Given exercise ▸
In the entries that follow, find the word "efficiency" and report each line it is on.

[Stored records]
○ ○ ○ ○

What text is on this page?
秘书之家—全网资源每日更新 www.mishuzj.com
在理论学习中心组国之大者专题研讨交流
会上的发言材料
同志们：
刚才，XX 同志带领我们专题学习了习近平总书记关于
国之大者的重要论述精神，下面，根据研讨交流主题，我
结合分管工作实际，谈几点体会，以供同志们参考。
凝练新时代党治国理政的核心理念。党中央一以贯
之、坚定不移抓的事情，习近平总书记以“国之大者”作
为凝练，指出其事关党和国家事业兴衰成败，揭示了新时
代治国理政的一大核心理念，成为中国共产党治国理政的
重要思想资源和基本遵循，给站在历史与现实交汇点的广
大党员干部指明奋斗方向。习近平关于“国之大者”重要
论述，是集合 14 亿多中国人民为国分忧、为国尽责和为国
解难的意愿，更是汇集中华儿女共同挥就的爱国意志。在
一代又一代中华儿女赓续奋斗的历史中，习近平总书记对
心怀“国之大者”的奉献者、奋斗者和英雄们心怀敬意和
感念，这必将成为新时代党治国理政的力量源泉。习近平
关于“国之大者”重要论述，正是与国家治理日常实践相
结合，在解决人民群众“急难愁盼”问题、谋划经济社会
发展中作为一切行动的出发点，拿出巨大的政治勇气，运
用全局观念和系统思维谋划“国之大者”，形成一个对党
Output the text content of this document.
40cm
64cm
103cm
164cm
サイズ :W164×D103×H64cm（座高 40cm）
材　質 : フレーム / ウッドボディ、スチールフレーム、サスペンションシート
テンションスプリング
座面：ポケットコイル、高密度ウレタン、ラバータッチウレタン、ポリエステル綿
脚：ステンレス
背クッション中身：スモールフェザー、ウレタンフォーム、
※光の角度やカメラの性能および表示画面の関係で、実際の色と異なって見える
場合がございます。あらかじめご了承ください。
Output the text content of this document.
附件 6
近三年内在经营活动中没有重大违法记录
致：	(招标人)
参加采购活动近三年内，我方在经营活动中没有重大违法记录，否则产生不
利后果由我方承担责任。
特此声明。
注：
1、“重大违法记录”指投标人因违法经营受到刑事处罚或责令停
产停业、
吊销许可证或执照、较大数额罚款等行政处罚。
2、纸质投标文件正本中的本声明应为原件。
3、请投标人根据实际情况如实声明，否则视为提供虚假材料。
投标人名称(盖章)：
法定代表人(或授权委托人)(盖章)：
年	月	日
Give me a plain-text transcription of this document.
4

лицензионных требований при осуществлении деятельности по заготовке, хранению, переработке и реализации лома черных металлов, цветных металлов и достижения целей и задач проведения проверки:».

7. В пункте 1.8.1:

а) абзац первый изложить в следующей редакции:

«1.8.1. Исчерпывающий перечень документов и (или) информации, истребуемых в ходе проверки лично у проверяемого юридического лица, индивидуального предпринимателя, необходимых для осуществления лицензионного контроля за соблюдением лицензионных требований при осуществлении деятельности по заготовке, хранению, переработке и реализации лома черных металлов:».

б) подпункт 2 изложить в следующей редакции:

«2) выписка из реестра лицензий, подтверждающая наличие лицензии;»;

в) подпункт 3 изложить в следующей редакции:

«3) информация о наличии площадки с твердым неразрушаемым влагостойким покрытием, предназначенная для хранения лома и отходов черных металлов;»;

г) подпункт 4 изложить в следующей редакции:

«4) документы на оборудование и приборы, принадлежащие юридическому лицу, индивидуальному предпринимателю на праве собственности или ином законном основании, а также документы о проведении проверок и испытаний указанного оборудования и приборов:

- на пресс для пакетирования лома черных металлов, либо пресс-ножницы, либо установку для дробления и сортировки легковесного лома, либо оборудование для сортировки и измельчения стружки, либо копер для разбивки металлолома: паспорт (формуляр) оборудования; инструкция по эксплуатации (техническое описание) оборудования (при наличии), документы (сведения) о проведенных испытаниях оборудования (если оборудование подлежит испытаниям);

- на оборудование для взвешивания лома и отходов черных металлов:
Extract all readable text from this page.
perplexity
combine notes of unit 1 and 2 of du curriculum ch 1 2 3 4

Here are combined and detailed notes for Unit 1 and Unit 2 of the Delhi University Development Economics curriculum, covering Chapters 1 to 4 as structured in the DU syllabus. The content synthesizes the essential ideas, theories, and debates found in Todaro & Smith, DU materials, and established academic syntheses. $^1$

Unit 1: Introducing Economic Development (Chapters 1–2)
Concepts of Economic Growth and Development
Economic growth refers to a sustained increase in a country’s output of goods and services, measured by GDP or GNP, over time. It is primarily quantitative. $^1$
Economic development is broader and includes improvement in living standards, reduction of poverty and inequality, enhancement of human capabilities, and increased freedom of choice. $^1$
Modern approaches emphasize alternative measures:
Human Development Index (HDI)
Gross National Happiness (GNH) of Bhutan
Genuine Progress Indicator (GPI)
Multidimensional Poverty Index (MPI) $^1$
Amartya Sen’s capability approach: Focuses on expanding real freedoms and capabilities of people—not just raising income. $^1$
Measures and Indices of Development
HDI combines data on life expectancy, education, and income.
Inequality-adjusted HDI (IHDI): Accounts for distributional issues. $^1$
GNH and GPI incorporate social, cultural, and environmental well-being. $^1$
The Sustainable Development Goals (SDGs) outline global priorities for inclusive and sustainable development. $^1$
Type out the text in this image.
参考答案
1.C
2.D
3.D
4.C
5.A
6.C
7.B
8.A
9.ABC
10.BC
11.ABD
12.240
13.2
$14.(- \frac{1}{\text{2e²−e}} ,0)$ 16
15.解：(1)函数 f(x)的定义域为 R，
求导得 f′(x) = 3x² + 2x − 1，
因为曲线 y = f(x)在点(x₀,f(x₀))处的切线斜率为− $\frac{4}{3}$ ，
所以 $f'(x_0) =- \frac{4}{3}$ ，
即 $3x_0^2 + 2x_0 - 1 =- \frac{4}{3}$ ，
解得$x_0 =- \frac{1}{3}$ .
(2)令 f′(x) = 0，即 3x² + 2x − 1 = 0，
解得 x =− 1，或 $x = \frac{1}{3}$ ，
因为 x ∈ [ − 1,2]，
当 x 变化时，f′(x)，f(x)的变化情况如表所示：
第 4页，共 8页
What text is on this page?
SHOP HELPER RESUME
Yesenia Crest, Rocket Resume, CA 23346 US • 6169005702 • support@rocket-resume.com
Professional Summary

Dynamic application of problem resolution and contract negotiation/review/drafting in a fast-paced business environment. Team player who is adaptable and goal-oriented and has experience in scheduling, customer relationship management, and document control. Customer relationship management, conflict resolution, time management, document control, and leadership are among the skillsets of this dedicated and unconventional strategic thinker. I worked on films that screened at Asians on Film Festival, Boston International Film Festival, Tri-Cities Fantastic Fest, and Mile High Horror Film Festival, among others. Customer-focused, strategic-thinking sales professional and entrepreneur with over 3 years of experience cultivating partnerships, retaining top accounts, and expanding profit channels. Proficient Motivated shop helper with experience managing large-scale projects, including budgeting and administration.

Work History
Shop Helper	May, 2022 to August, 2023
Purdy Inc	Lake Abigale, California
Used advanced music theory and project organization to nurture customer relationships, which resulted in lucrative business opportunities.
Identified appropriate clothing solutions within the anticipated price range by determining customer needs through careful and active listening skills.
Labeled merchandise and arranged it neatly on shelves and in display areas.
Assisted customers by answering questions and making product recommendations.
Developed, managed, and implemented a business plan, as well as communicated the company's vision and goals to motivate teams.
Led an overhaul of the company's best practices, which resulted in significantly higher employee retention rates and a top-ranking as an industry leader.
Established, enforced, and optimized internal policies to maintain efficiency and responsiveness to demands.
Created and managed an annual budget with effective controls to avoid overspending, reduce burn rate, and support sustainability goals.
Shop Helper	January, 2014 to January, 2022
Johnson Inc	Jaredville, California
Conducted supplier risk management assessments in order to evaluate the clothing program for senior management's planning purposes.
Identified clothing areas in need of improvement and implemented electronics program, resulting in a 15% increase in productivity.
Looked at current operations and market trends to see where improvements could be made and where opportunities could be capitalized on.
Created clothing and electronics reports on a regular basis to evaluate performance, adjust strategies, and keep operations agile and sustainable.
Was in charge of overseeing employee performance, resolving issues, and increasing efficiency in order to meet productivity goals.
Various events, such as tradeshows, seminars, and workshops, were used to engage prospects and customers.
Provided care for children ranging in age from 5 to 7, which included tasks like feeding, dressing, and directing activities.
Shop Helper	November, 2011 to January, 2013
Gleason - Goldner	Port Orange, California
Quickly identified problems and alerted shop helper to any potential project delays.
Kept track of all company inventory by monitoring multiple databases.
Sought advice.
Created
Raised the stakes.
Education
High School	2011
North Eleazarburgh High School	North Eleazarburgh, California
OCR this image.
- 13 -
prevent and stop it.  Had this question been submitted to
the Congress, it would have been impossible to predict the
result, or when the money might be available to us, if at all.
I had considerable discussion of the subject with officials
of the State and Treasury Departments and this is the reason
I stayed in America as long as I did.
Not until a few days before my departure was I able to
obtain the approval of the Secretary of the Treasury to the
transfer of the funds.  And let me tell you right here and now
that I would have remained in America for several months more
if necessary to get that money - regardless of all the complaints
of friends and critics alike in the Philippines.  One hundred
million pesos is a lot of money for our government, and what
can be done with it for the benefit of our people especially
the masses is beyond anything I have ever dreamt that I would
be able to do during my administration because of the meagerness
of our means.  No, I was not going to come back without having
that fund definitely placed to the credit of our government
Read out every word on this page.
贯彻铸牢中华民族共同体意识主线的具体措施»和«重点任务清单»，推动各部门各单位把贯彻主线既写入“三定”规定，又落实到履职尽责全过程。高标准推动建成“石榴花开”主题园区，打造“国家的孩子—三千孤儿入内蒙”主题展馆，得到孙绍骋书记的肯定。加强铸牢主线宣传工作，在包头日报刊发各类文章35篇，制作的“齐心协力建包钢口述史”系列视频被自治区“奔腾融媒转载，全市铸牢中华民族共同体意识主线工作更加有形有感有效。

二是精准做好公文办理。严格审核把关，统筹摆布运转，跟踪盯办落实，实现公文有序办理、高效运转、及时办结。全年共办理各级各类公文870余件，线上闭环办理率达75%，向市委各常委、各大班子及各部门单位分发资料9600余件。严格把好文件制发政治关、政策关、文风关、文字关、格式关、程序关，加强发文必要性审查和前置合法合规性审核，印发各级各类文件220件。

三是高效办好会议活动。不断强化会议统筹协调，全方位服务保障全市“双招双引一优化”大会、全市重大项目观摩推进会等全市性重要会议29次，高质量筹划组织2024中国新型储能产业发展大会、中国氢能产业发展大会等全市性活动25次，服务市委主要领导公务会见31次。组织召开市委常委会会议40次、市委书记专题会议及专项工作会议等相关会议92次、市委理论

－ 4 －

○ ○ ○ ○

The output ▸
Established, enforced, and optimized internal policies to maintain efficiency and responsiveness to demands.
Was in charge of overseeing employee performance, resolving issues, and increasing efficiency in order to meet productivity goals.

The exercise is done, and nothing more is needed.